RECORDS FOR THE TASK:
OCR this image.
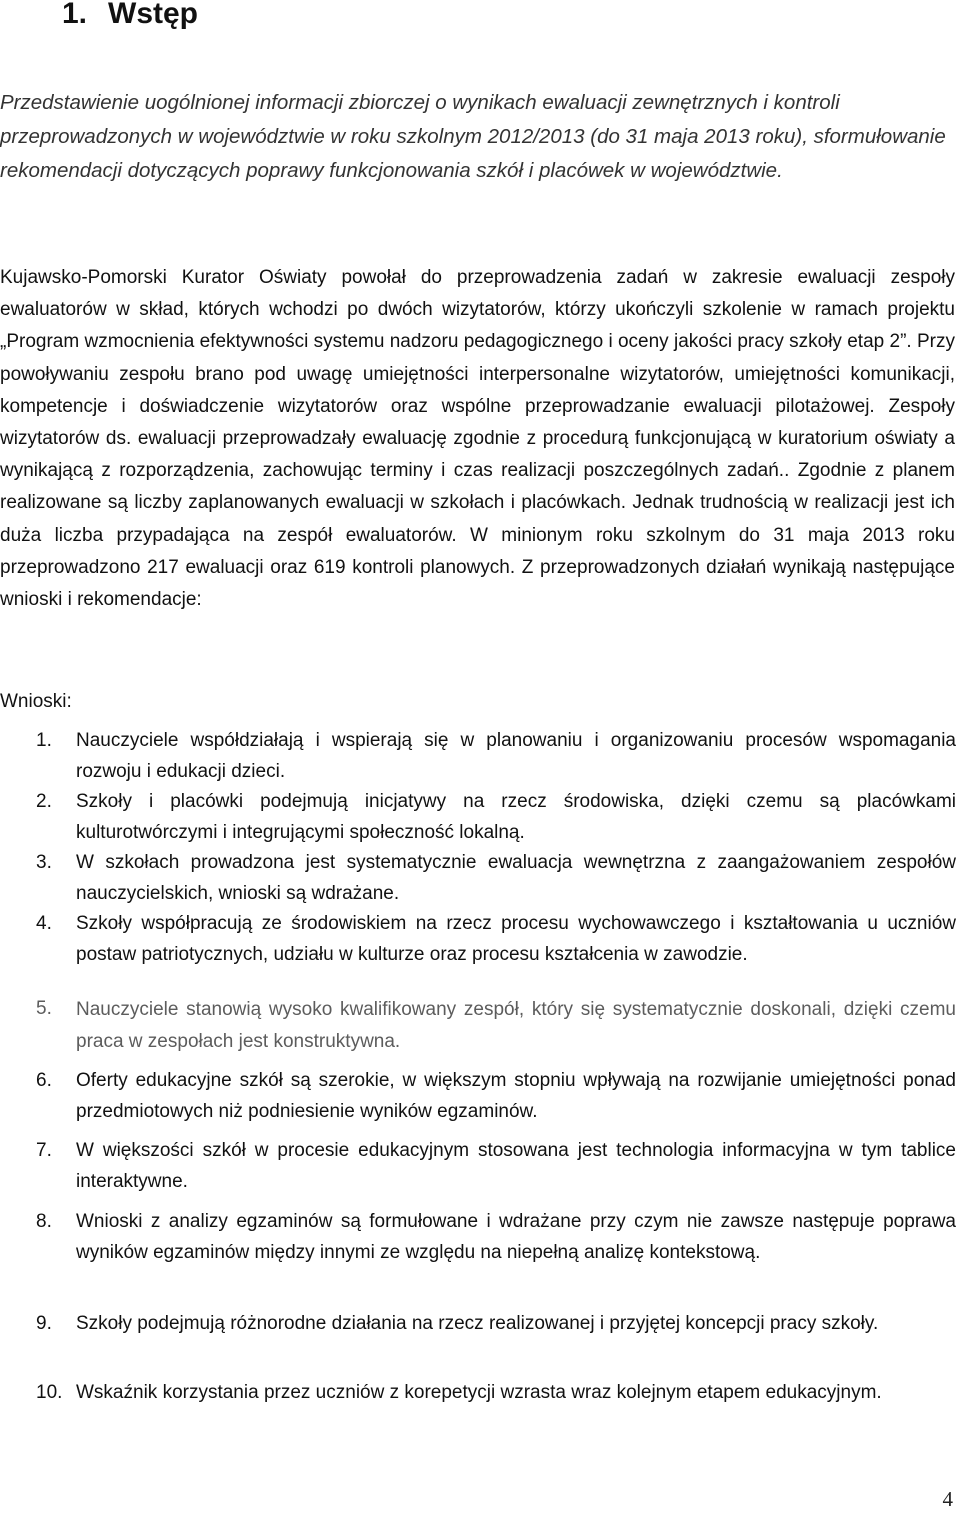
1. Wstęp

Przedstawienie uogólnionej informacji zbiorczej o wynikach ewaluacji zewnętrznych i kontroli przeprowadzonych w województwie w roku szkolnym 2012/2013 (do 31 maja 2013 roku), sformułowanie rekomendacji dotyczących poprawy funkcjonowania szkół i placówek w województwie.

Kujawsko-Pomorski Kurator Oświaty powołał do przeprowadzenia zadań w zakresie ewaluacji zespoły ewaluatorów w skład, których wchodzi po dwóch wizytatorów, którzy ukończyli szkolenie w ramach projektu „Program wzmocnienia efektywności systemu nadzoru pedagogicznego i oceny jakości pracy szkoły etap 2”. Przy powoływaniu zespołu brano pod uwagę umiejętności interpersonalne wizytatorów, umiejętności komunikacji, kompetencje i doświadczenie wizytatorów oraz wspólne przeprowadzanie ewaluacji pilotażowej. Zespoły wizytatorów ds. ewaluacji przeprowadzały ewaluację zgodnie z procedurą funkcjonującą w kuratorium oświaty a wynikającą z rozporządzenia, zachowując terminy i czas realizacji poszczególnych zadań.. Zgodnie z planem realizowane są liczby zaplanowanych ewaluacji w szkołach i placówkach. Jednak trudnością w realizacji jest ich duża liczba przypadająca na zespół ewaluatorów. W minionym roku szkolnym do 31 maja 2013 roku przeprowadzono 217 ewaluacji oraz 619 kontroli planowych. Z przeprowadzonych działań wynikają następujące wnioski i rekomendacje:

Wnioski:

1. Nauczyciele współdziałają i wspierają się w planowaniu i organizowaniu procesów wspomagania rozwoju i edukacji dzieci.

2. Szkoły i placówki podejmują inicjatywy na rzecz środowiska, dzięki czemu są placówkami kulturotwórczymi i integrującymi społeczność lokalną.

3. W szkołach prowadzona jest systematycznie ewaluacja wewnętrzna z zaangażowaniem zespołów nauczycielskich, wnioski są wdrażane.

4. Szkoły współpracują ze środowiskiem na rzecz procesu wychowawczego i kształtowania u uczniów postaw patriotycznych, udziału w kulturze oraz procesu kształcenia w zawodzie.

5. Nauczyciele stanowią wysoko kwalifikowany zespół, który się systematycznie doskonali, dzięki czemu praca w zespołach jest konstruktywna.

6. Oferty edukacyjne szkół są szerokie, w większym stopniu wpływają na rozwijanie umiejętności ponad przedmiotowych niż podniesienie wyników egzaminów.

7. W większości szkół w procesie edukacyjnym stosowana jest technologia informacyjna w tym tablice interaktywne.

8. Wnioski z analizy egzaminów są formułowane i wdrażane przy czym nie zawsze następuje poprawa wyników egzaminów między innymi ze względu na niepełną analizę kontekstową.

9. Szkoły podejmują różnorodne działania na rzecz realizowanej i przyjętej koncepcji pracy szkoły.

10. Wskaźnik korzystania przez uczniów z korepetycji wzrasta wraz kolejnym etapem edukacyjnym.

4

DIRECTIONS FOR THIS TASK:
Repeat the data exactly, dropping every picture it holds.

ANSWER TO THIS TASK:
OCR this image.
1. Wstęp

Przedstawienie uogólnionej informacji zbiorczej o wynikach ewaluacji zewnętrznych i kontroli przeprowadzonych w województwie w roku szkolnym 2012/2013 (do 31 maja 2013 roku), sformułowanie rekomendacji dotyczących poprawy funkcjonowania szkół i placówek w województwie.

Kujawsko-Pomorski Kurator Oświaty powołał do przeprowadzenia zadań w zakresie ewaluacji zespoły ewaluatorów w skład, których wchodzi po dwóch wizytatorów, którzy ukończyli szkolenie w ramach projektu „Program wzmocnienia efektywności systemu nadzoru pedagogicznego i oceny jakości pracy szkoły etap 2”. Przy powoływaniu zespołu brano pod uwagę umiejętności interpersonalne wizytatorów, umiejętności komunikacji, kompetencje i doświadczenie wizytatorów oraz wspólne przeprowadzanie ewaluacji pilotażowej. Zespoły wizytatorów ds. ewaluacji przeprowadzały ewaluację zgodnie z procedurą funkcjonującą w kuratorium oświaty a wynikającą z rozporządzenia, zachowując terminy i czas realizacji poszczególnych zadań.. Zgodnie z planem realizowane są liczby zaplanowanych ewaluacji w szkołach i placówkach. Jednak trudnością w realizacji jest ich duża liczba przypadająca na zespół ewaluatorów. W minionym roku szkolnym do 31 maja 2013 roku przeprowadzono 217 ewaluacji oraz 619 kontroli planowych. Z przeprowadzonych działań wynikają następujące wnioski i rekomendacje:

Wnioski:

1. Nauczyciele współdziałają i wspierają się w planowaniu i organizowaniu procesów wspomagania rozwoju i edukacji dzieci.

2. Szkoły i placówki podejmują inicjatywy na rzecz środowiska, dzięki czemu są placówkami kulturotwórczymi i integrującymi społeczność lokalną.

3. W szkołach prowadzona jest systematycznie ewaluacja wewnętrzna z zaangażowaniem zespołów nauczycielskich, wnioski są wdrażane.

4. Szkoły współpracują ze środowiskiem na rzecz procesu wychowawczego i kształtowania u uczniów postaw patriotycznych, udziału w kulturze oraz procesu kształcenia w zawodzie.

5. Nauczyciele stanowią wysoko kwalifikowany zespół, który się systematycznie doskonali, dzięki czemu praca w zespołach jest konstruktywna.

6. Oferty edukacyjne szkół są szerokie, w większym stopniu wpływają na rozwijanie umiejętności ponad przedmiotowych niż podniesienie wyników egzaminów.

7. W większości szkół w procesie edukacyjnym stosowana jest technologia informacyjna w tym tablice interaktywne.

8. Wnioski z analizy egzaminów są formułowane i wdrażane przy czym nie zawsze następuje poprawa wyników egzaminów między innymi ze względu na niepełną analizę kontekstową.

9. Szkoły podejmują różnorodne działania na rzecz realizowanej i przyjętej koncepcji pracy szkoły.

10. Wskaźnik korzystania przez uczniów z korepetycji wzrasta wraz kolejnym etapem edukacyjnym.

4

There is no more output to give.